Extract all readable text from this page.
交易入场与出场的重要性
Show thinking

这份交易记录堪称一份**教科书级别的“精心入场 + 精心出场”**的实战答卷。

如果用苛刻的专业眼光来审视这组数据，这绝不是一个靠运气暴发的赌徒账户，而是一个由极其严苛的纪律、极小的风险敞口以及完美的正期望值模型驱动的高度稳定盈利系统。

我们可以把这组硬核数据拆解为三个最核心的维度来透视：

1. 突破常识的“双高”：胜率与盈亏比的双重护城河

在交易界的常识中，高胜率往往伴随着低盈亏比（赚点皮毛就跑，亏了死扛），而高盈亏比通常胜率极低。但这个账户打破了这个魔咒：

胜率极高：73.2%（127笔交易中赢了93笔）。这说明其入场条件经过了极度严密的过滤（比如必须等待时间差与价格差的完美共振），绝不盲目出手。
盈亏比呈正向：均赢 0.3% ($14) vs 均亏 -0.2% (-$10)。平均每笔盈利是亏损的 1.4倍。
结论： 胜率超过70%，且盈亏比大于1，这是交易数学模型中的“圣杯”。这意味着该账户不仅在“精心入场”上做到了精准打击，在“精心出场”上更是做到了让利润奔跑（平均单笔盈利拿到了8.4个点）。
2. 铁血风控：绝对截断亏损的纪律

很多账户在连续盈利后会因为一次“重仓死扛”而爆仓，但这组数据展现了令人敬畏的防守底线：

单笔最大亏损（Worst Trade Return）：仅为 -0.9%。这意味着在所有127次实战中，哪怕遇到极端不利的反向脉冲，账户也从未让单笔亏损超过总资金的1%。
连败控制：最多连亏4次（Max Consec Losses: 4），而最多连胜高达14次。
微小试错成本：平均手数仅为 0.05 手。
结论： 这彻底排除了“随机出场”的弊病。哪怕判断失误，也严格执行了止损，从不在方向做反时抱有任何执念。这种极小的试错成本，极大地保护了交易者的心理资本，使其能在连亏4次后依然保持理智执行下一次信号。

• **Your instructions**
Search the listing for the word "精心出场" and return each line that holds it.

• **Expected answer**
这份交易记录堪称一份**教科书级别的“精心入场 + 精心出场”**的实战答卷。
结论： 胜率超过70%，且盈亏比大于1，这是交易数学模型中的“圣杯”。这意味着该账户不仅在“精心入场”上做到了精准打击，在“精心出场”上更是做到了让利润奔跑（平均单笔盈利拿到了8.4个点）。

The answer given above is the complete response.